* **What is expected**
Look through the data below. Collect every line where the word "consiste" occurs.

══ Supplied data ══

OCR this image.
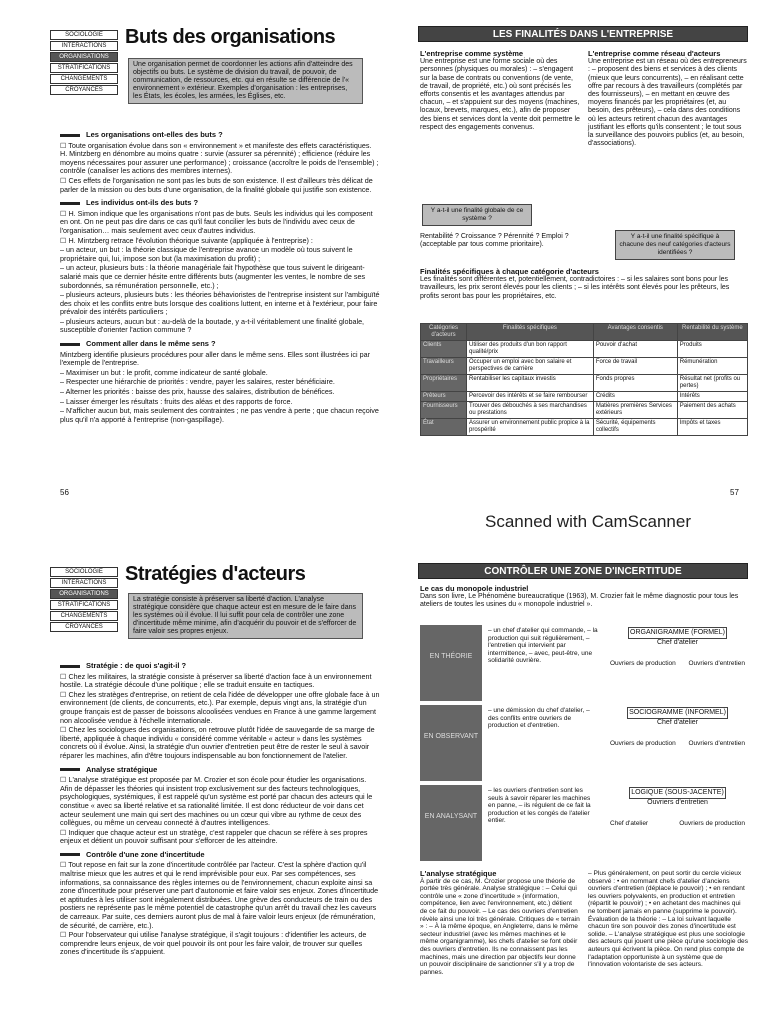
SOCIOLOGIE
INTERACTIONS
ORGANISATIONS
STRATIFICATIONS
CHANGEMENTS
CROYANCES
Buts des organisations
Une organisation permet de coordonner les actions afin d'atteindre des objectifs ou buts. Le système de division du travail, de pouvoir, de communication, de ressources, etc. qui en résulte se différencie de l'« environnement » extérieur. Exemples d'organisation : les entreprises, les États, les écoles, les armées, les Églises, etc.
Les organisations ont-elles des buts ?

☐ Toute organisation évolue dans son « environnement » et manifeste des effets caractéristiques. H. Mintzberg en dénombre au moins quatre : survie (assurer sa pérennité) ; efficience (réduire les moyens nécessaires pour assurer une performance) ; croissance (accroître le poids de l'ensemble) ; contrôle (canaliser les actions des membres internes).

☐ Ces effets de l'organisation ne sont pas les buts de son existence. Il est d'ailleurs très délicat de parler de la mission ou des buts d'une organisation, de la finalité globale qui justifie son existence.

Les individus ont-ils des buts ?

☐ H. Simon indique que les organisations n'ont pas de buts. Seuls les individus qui les composent en ont. On ne peut pas dire dans ce cas qu'il faut concilier les buts de l'individu avec ceux de l'organisation… mais seulement avec ceux d'autres individus.

☐ H. Mintzberg retrace l'évolution théorique suivante (appliquée à l'entreprise) :

– un acteur, un but : la théorie classique de l'entreprise avance un modèle où tous suivent le propriétaire qui, lui, impose son but (la maximisation du profit) ;

– un acteur, plusieurs buts : la théorie managériale fait l'hypothèse que tous suivent le dirigeant-salarié mais que ce dernier hésite entre différents buts (augmenter les ventes, le nombre de ses subordonnés, sa rémunération personnelle, etc.) ;

– plusieurs acteurs, plusieurs buts : les théories béhavioristes de l'entreprise insistent sur l'ambiguïté des choix et les conflits entre buts lorsque des coalitions luttent, en interne et à l'extérieur, pour faire prévaloir des intérêts particuliers ;

– plusieurs acteurs, aucun but : au-delà de la boutade, y a-t-il véritablement une finalité globale, susceptible d'orienter l'action commune ?

Comment aller dans le même sens ?

Mintzberg identifie plusieurs procédures pour aller dans le même sens. Elles sont illustrées ici par l'exemple de l'entreprise.

– Maximiser un but : le profit, comme indicateur de santé globale.

– Respecter une hiérarchie de priorités : vendre, payer les salaires, rester bénéficiaire.

– Alterner les priorités : baisse des prix, hausse des salaires, distribution de bénéfices.

– Laisser émerger les résultats : fruits des aléas et des rapports de force.

– N'afficher aucun but, mais seulement des contraintes ; ne pas vendre à perte ; que chacun reçoive plus qu'il n'a apporté à l'entreprise (non-gaspillage).

56
LES FINALITÉS DANS L'ENTREPRISE
L'entreprise comme système

Une entreprise est une forme sociale où des personnes (physiques ou morales) : – s'engagent sur la base de contrats ou conventions (de vente, de travail, de propriété, etc.) où sont précisés les efforts consentis et les avantages attendus par chacun, – et s'appuient sur des moyens (machines, locaux, brevets, marques, etc.), afin de proposer des biens et services dont la vente doit permettre le respect des engagements convenus.

L'entreprise comme réseau d'acteurs

Une entreprise est un réseau où des entrepreneurs : – proposent des biens et services à des clients (mieux que leurs concurrents), – en réalisant cette offre par recours à des travailleurs (complétés par des fournisseurs), – en mettant en œuvre des moyens financés par les propriétaires (et, au besoin, des prêteurs), – cela dans des conditions où les acteurs retirent chacun des avantages justifiant les efforts qu'ils consentent ; le tout sous la surveillance des pouvoirs publics (et, au besoin, d'associations).

Y a-t-il une finalité globale de ce système ?
Rentabilité ? Croissance ? Pérennité ? Emploi ? (acceptable par tous comme prioritaire).
Y a-t-il une finalité spécifique à chacune des neuf catégories d'acteurs identifiées ?
Finalités spécifiques à chaque catégorie d'acteurs

Les finalités sont différentes et, potentiellement, contradictoires : – si les salaires sont bons pour les travailleurs, les prix seront élevés pour les clients ; – si les intérêts sont élevés pour les prêteurs, les profits seront bas pour les propriétaires, etc.

Catégories d'acteurs	Finalités spécifiques	Avantages consentis	Rentabilité du système
Clients	Utiliser des produits d'un bon rapport qualité/prix	Pouvoir d'achat	Produits
Travailleurs	Occuper un emploi avec bon salaire et perspectives de carrière	Force de travail	Rémunération
Propriétaires	Rentabiliser les capitaux investis	Fonds propres	Résultat net (profits ou pertes)
Prêteurs	Percevoir des intérêts et se faire rembourser	Crédits	Intérêts
Fournisseurs	Trouver des débouchés à ses marchandises ou prestations	Matières premières Services extérieurs	Paiement des achats
État	Assurer un environnement public propice à la prospérité	Sécurité, équipements collectifs	Impôts et taxes
57
Scanned with CamScanner
SOCIOLOGIE
INTERACTIONS
ORGANISATIONS
STRATIFICATIONS
CHANGEMENTS
CROYANCES
Stratégies d'acteurs
La stratégie consiste à préserver sa liberté d'action. L'analyse stratégique considère que chaque acteur est en mesure de le faire dans les systèmes où il évolue. Il lui suffit pour cela de contrôler une zone d'incertitude même minime, afin d'acquérir du pouvoir et de s'efforcer de faire valoir ses propres enjeux.
Stratégie : de quoi s'agit-il ?

☐ Chez les militaires, la stratégie consiste à préserver sa liberté d'action face à un environnement hostile. La stratégie découle d'une politique ; elle se traduit ensuite en tactiques.

☐ Chez les stratèges d'entreprise, on retient de cela l'idée de développer une offre globale face à un environnement (de clients, de concurrents, etc.). Par exemple, depuis vingt ans, la stratégie d'un groupe français est de passer de boissons alcoolisées vendues en France à une gamme largement non alcoolisée vendue à l'échelle internationale.

☐ Chez les sociologues des organisations, on retrouve plutôt l'idée de sauvegarde de sa marge de liberté, appliquée à chaque individu « considéré comme véritable « acteur » dans les systèmes concrets où il évolue. Ainsi, la stratégie d'un ouvrier d'entretien peut être de rester le seul à savoir réparer les machines, afin d'être toujours indispensable au bon fonctionnement de l'atelier.

Analyse stratégique

☐ L'analyse stratégique est proposée par M. Crozier et son école pour étudier les organisations. Afin de dépasser les théories qui insistent trop exclusivement sur des facteurs technologiques, psychologiques, systémiques, il est rappelé qu'un système est porté par chacun des acteurs qui le constitue « avec sa liberté relative et sa rationalité limitée. Il est donc réducteur de voir dans cet acteur seulement une main qui sert des machines ou un cœur qui vibre au rythme de ceux des collègues, ou même un cerveau connecté à d'autres intelligences.

☐ Indiquer que chaque acteur est un stratège, c'est rappeler que chacun se réfère à ses propres enjeux et détient un pouvoir suffisant pour s'efforcer de les atteindre.

Contrôle d'une zone d'incertitude

☐ Tout repose en fait sur la zone d'incertitude contrôlée par l'acteur. C'est la sphère d'action qu'il maîtrise mieux que les autres et qui le rend imprévisible pour eux. Par ses compétences, ses informations, sa connaissance des règles internes ou de l'environnement, chacun exploite ainsi sa zone d'incertitude pour préserver une part d'autonomie et faire valoir ses enjeux. Zones d'incertitude et aptitudes à les utiliser sont inégalement distribuées. Une grève des conducteurs de train ou des postiers ne représente pas le même potentiel de catastrophe qu'un arrêt du travail chez les caveurs de carreaux. Par suite, ces derniers auront plus de mal à faire valoir leurs enjeux (de rémunération, de sécurité, de carrière, etc.).

☐ Pour l'observateur qui utilise l'analyse stratégique, il s'agit toujours : d'identifier les acteurs, de comprendre leurs enjeux, de voir quel pouvoir ils ont pour les faire valoir, de trouver sur quelles zones d'incertitude ils s'appuient.

CONTRÔLER UNE ZONE D'INCERTITUDE
Le cas du monopole industriel

Dans son livre, Le Phénomène bureaucratique (1963), M. Crozier fait le même diagnostic pour tous les ateliers de toutes les usines du « monopole industriel ».

EN THÉORIE
– un chef d'atelier qui commande, – la production qui suit régulièrement, – l'entretien qui intervient par intermittence, – avec, peut-être, une solidarité ouvrière.
ORGANIGRAMME (FORMEL)
Chef d'atelier
Ouvriers de production Ouvriers d'entretien
EN OBSERVANT
– une démission du chef d'atelier, – des conflits entre ouvriers de production et d'entretien.
SOCIOGRAMME (INFORMEL)
Chef d'atelier
Ouvriers de production Ouvriers d'entretien
EN ANALYSANT
– les ouvriers d'entretien sont les seuls à savoir réparer les machines en panne, – ils régulent de ce fait la production et les congés de l'atelier entier.
LOGIQUE (SOUS-JACENTE)
Ouvriers d'entretien
Chef d'atelier	Ouvriers de production
L'analyse stratégique

À partir de ce cas, M. Crozier propose une théorie de portée très générale. Analyse stratégique : – Celui qui contrôle une « zone d'incertitude » (information, compétence, lien avec l'environnement, etc.) détient de ce fait du pouvoir. – Le cas des ouvriers d'entretien révèle ainsi une loi très générale. Critiques de « terrain » : – À la même époque, en Angleterre, dans le même secteur industriel (avec les mêmes machines et le même organigramme), les chefs d'atelier se font obéir des ouvriers d'entretien. Ils ne connaissent pas les machines, mais une direction par objectifs leur donne un pouvoir disciplinaire de sanctionner s'il y a trop de pannes.

– Plus généralement, on peut sortir du cercle vicieux observé : • en nommant chefs d'atelier d'anciens ouvriers d'entretien (déplace le pouvoir) ; • en rendant les ouvriers polyvalents, en production et entretien (répartit le pouvoir) ; • en achetant des machines qui ne tombent jamais en panne (supprime le pouvoir). Évaluation de la théorie : – La loi suivant laquelle chacun tire son pouvoir des zones d'incertitude est solide. – L'analyse stratégique est plus une sociologie des acteurs qui jouent une pièce qu'une sociologie des auteurs qui écrivent la pièce. On rend plus compte de l'adaptation opportuniste à un système que de l'innovation volontariste de ses acteurs.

═══

* **Result of the exercise**
La stratégie consiste à préserver sa liberté d'action. L'analyse stratégique considère que chaque acteur est en mesure de le faire dans les systèmes où il évolue. Il lui suffit pour cela de contrôler une zone d'incertitude même minime, afin d'acquérir du pouvoir et de s'efforcer de faire valoir ses propres enjeux.
☐ Chez les militaires, la stratégie consiste à préserver sa liberté d'action face à un environnement hostile. La stratégie découle d'une politique ; elle se traduit ensuite en tactiques.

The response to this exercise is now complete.